>> Start Available records
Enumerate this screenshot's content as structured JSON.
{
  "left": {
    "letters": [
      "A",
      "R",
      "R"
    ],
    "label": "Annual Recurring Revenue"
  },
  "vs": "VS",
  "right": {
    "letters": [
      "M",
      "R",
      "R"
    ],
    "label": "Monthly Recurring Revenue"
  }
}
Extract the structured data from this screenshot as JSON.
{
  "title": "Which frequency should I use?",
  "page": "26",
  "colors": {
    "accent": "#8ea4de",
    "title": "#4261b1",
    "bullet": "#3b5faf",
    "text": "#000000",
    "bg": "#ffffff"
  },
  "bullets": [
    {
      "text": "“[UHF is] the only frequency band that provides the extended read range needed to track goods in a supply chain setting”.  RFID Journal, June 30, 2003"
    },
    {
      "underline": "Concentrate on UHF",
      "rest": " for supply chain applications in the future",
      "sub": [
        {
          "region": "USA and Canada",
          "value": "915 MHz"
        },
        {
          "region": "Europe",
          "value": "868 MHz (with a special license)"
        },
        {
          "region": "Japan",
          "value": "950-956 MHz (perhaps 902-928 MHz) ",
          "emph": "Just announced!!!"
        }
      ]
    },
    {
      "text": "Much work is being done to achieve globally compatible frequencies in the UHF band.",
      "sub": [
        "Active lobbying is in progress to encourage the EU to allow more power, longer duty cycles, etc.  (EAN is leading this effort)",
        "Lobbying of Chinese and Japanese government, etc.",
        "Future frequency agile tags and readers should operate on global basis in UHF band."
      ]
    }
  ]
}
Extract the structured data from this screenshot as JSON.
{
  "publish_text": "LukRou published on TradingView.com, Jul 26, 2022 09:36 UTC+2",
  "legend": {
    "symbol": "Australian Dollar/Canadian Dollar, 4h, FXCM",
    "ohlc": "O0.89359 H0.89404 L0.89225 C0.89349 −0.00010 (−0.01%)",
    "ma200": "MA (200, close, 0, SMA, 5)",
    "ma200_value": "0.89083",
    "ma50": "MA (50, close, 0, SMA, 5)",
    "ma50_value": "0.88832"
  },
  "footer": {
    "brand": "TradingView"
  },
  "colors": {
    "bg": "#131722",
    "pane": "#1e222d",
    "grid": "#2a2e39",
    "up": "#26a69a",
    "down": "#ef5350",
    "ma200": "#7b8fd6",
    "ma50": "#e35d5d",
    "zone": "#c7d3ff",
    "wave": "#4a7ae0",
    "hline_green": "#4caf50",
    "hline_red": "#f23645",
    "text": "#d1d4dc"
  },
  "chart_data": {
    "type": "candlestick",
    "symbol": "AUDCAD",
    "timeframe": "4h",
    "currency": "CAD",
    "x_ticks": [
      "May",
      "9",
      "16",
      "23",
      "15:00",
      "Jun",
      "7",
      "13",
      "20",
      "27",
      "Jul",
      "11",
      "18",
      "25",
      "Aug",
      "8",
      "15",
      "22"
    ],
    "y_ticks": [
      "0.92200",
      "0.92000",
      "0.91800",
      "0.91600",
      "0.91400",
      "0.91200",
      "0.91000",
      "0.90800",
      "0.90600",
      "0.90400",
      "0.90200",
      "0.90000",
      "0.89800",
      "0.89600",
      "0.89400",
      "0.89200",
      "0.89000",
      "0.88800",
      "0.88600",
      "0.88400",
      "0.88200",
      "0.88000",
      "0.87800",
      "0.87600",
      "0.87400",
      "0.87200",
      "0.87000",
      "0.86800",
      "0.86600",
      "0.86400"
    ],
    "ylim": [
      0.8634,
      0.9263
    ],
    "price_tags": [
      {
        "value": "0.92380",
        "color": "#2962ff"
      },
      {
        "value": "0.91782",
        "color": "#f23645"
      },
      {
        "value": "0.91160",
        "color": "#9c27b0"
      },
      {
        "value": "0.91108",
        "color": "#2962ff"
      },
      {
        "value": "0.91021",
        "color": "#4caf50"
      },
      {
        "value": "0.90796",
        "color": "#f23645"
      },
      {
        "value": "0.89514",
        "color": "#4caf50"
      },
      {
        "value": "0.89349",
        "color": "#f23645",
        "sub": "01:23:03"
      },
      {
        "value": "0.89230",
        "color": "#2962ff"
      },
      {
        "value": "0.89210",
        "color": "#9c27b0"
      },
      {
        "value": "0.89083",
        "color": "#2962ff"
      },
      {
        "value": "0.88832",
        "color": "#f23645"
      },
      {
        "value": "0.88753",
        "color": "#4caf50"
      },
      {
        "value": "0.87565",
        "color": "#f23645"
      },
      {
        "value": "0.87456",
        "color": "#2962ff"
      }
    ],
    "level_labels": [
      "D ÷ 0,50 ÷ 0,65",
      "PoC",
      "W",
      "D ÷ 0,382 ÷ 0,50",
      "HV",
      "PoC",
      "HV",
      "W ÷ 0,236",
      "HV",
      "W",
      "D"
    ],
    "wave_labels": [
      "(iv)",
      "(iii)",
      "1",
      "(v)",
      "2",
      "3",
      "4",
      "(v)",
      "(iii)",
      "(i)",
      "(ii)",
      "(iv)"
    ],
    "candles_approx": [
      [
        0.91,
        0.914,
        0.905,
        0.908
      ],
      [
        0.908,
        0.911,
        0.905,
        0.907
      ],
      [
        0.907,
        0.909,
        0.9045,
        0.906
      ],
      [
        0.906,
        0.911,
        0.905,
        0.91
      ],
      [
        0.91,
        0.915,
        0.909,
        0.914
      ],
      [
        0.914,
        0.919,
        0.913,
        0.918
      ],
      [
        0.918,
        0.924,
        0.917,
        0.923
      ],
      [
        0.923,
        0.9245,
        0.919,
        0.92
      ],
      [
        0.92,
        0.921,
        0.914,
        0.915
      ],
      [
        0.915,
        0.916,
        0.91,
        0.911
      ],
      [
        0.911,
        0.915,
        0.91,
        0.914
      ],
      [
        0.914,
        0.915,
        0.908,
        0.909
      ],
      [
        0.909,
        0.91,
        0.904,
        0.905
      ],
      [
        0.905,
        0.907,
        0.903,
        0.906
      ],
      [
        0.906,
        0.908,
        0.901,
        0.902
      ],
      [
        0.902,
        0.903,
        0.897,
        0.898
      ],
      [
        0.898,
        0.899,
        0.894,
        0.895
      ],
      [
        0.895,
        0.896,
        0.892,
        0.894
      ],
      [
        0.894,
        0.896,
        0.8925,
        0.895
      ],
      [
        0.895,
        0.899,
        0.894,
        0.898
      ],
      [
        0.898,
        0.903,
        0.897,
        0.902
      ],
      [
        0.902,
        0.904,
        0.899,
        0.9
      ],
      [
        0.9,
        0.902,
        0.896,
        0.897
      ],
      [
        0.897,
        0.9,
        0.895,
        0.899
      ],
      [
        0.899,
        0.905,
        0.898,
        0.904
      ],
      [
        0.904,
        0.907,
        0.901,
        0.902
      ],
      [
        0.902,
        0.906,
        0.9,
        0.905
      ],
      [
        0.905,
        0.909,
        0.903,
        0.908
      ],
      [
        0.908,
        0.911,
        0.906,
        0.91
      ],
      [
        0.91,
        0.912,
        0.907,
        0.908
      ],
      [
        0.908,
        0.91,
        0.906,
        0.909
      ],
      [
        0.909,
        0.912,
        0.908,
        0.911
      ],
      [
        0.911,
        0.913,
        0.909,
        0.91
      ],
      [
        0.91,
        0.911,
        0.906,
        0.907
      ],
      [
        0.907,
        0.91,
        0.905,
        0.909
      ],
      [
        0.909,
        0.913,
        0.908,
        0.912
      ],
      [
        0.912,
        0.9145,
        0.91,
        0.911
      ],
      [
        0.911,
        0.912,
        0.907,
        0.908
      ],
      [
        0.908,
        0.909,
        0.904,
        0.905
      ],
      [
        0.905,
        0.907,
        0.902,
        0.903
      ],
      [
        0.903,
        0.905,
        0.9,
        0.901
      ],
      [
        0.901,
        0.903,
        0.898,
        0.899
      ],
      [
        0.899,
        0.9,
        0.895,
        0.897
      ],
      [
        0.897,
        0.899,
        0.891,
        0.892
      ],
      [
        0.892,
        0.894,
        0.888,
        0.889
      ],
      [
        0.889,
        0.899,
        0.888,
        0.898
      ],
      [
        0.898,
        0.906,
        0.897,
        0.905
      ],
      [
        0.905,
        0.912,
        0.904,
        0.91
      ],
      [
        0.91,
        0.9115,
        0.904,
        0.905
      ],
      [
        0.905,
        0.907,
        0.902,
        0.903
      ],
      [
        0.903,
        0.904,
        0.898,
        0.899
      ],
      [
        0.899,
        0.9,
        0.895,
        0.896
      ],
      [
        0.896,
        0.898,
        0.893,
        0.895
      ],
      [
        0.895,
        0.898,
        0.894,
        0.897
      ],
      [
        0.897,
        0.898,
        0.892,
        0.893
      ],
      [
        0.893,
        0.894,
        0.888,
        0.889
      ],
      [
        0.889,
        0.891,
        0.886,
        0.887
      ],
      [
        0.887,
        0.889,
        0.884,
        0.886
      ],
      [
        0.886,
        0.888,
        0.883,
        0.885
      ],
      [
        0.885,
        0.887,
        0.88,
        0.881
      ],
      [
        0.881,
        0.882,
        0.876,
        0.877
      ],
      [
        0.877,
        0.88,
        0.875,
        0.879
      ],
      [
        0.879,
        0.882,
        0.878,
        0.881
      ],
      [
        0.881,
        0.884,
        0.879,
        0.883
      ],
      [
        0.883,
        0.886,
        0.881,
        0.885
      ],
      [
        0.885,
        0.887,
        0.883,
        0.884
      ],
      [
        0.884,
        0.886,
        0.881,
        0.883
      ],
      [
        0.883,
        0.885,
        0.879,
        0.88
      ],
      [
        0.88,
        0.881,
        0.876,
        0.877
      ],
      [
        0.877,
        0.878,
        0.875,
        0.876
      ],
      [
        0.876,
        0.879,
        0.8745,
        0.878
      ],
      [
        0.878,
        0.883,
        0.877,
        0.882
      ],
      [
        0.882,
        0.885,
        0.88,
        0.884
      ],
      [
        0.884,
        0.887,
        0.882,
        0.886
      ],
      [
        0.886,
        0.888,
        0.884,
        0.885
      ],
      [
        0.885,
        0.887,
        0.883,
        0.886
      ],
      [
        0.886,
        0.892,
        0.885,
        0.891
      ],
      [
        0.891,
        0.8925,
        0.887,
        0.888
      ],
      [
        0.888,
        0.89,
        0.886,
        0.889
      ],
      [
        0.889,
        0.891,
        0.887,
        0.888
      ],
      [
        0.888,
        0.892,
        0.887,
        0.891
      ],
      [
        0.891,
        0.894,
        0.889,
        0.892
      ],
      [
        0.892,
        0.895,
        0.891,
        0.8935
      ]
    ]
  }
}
>> End Available records
### Work to be completed
For each line of the entries that includes "TradingView", show that line.

### Exercise result
  "publish_text": "LukRou published on TradingView.com, Jul 26, 2022 09:36 UTC+2",
    "brand": "TradingView"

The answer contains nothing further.